→ **What the exercise asks**
Extract the full listing below without altering a single character.

→ **Information shown**
***
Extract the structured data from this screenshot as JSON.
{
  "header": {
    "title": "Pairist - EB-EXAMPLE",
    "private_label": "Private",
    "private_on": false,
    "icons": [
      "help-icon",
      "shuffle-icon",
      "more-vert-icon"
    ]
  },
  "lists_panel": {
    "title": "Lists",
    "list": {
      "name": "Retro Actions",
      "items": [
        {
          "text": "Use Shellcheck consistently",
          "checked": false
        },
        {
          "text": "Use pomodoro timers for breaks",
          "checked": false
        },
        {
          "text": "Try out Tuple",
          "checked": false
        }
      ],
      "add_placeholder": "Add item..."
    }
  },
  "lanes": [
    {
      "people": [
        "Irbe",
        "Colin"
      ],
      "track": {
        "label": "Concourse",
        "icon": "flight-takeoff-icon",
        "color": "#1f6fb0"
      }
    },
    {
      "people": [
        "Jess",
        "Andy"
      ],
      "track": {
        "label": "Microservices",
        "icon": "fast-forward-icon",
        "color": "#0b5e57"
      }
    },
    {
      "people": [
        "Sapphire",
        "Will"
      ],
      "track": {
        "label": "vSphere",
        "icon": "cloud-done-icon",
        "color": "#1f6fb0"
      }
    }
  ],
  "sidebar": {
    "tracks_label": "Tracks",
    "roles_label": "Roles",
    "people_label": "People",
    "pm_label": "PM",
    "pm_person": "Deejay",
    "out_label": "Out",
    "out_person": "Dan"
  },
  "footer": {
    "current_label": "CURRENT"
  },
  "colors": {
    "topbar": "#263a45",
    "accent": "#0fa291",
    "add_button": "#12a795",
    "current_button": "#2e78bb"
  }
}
***
→ **Answer in full**
Extract the structured data from this screenshot as JSON.
{
  "header": {
    "title": "Pairist - EB-EXAMPLE",
    "private_label": "Private",
    "private_on": false,
    "icons": [
      "help-icon",
      "shuffle-icon",
      "more-vert-icon"
    ]
  },
  "lists_panel": {
    "title": "Lists",
    "list": {
      "name": "Retro Actions",
      "items": [
        {
          "text": "Use Shellcheck consistently",
          "checked": false
        },
        {
          "text": "Use pomodoro timers for breaks",
          "checked": false
        },
        {
          "text": "Try out Tuple",
          "checked": false
        }
      ],
      "add_placeholder": "Add item..."
    }
  },
  "lanes": [
    {
      "people": [
        "Irbe",
        "Colin"
      ],
      "track": {
        "label": "Concourse",
        "icon": "flight-takeoff-icon",
        "color": "#1f6fb0"
      }
    },
    {
      "people": [
        "Jess",
        "Andy"
      ],
      "track": {
        "label": "Microservices",
        "icon": "fast-forward-icon",
        "color": "#0b5e57"
      }
    },
    {
      "people": [
        "Sapphire",
        "Will"
      ],
      "track": {
        "label": "vSphere",
        "icon": "cloud-done-icon",
        "color": "#1f6fb0"
      }
    }
  ],
  "sidebar": {
    "tracks_label": "Tracks",
    "roles_label": "Roles",
    "people_label": "People",
    "pm_label": "PM",
    "pm_person": "Deejay",
    "out_label": "Out",
    "out_person": "Dan"
  },
  "footer": {
    "current_label": "CURRENT"
  },
  "colors": {
    "topbar": "#263a45",
    "accent": "#0fa291",
    "add_button": "#12a795",
    "current_button": "#2e78bb"
  }
}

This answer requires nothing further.